* begin *

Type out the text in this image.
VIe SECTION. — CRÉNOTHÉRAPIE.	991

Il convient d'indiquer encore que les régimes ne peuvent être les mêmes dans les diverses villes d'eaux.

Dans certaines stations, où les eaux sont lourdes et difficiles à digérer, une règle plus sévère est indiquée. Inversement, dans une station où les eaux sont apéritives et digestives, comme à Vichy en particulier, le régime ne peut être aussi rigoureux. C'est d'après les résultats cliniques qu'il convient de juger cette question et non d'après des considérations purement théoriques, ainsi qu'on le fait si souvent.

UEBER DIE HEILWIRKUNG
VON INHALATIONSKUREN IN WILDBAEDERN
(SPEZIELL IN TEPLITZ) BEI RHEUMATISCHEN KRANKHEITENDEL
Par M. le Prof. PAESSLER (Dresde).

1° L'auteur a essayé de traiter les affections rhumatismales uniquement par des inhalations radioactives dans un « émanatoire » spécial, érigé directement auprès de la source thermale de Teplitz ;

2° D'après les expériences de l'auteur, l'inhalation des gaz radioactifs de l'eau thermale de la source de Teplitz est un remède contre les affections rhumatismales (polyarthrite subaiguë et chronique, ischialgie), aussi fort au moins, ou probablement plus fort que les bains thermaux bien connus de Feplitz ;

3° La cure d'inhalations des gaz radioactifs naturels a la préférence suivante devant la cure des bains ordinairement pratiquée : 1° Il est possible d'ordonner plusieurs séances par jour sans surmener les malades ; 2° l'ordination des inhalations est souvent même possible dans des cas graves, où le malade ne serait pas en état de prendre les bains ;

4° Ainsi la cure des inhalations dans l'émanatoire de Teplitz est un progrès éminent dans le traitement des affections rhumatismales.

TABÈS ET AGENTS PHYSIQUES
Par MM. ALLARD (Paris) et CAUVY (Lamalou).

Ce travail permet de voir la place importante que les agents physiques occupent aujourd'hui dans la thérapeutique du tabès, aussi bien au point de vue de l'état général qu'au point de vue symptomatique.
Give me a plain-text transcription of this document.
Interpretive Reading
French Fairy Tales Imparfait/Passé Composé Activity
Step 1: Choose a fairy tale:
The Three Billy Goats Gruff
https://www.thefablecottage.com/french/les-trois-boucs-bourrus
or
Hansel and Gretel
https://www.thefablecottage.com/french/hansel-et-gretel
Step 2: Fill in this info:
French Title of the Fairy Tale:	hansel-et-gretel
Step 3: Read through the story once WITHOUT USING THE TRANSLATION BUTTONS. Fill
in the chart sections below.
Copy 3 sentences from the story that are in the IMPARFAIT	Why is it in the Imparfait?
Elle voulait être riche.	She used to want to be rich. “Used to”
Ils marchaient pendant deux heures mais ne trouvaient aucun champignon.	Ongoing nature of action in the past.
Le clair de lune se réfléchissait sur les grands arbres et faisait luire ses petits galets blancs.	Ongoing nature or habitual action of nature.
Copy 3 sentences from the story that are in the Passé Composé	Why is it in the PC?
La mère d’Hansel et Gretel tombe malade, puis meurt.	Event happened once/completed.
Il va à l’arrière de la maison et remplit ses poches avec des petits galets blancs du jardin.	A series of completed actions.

* end *

Collect the lines of the data that carry the word "blancs".

Le clair de lune se réfléchissait sur les grands arbres et faisait luire ses petits galets blancs.	Ongoing nature or habitual action of nature.
Il va à l’arrière de la maison et remplit ses poches avec des petits galets blancs du jardin.	A series of completed actions.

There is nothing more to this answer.